YOUR GOAL: Extract each line bearing the word "bukas".

[Start of RECORDS SHOWN]

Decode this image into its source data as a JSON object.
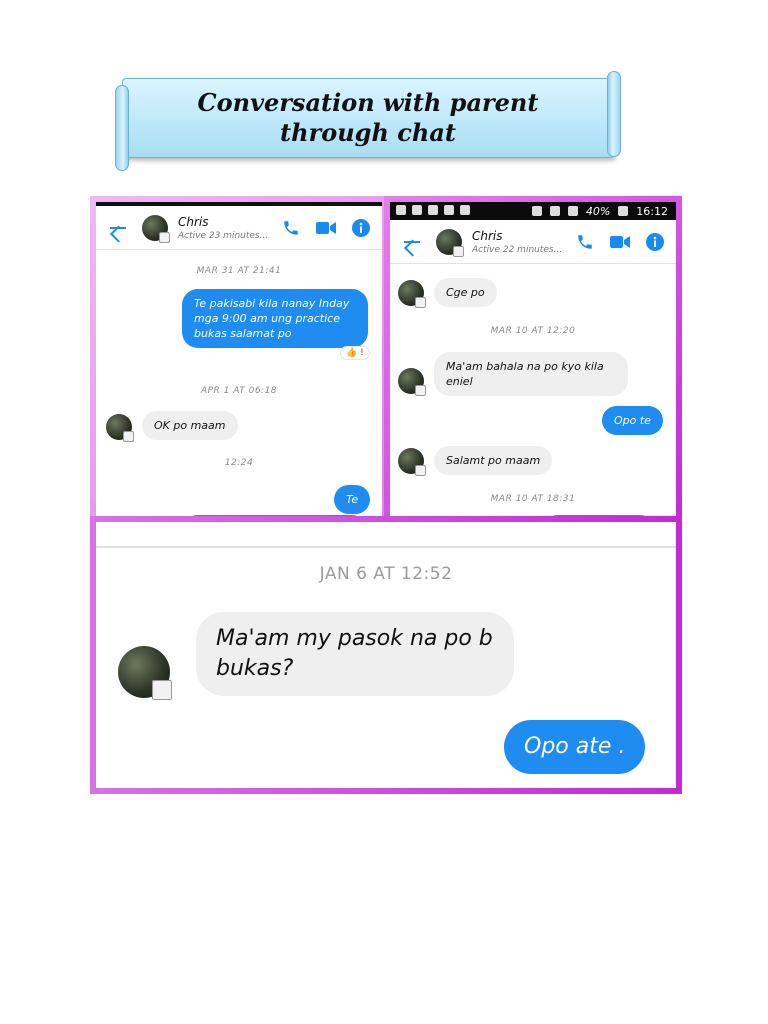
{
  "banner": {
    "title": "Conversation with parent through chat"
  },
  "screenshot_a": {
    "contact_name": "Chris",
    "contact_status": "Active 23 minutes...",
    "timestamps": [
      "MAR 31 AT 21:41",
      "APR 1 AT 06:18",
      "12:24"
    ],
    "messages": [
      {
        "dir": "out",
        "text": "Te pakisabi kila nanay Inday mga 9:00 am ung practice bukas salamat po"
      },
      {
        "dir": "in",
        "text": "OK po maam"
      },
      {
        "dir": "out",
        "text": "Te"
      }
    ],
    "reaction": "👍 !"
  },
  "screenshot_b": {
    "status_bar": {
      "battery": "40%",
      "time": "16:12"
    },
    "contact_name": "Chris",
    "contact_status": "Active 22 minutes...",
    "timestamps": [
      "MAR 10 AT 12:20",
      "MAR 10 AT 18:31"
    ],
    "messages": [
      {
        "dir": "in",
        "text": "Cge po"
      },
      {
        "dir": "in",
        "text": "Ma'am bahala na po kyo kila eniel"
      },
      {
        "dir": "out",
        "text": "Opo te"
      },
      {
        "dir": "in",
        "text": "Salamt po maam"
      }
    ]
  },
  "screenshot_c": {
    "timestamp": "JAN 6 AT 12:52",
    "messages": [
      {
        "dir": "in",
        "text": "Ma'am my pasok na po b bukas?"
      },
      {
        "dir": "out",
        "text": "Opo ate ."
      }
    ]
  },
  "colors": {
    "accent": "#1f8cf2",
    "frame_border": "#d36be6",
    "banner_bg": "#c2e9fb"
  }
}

[End of RECORDS SHOWN]

THE REPLY:
        "text": "Te pakisabi kila nanay Inday mga 9:00 am ung practice bukas salamat po"
        "text": "Ma'am my pasok na po b bukas?"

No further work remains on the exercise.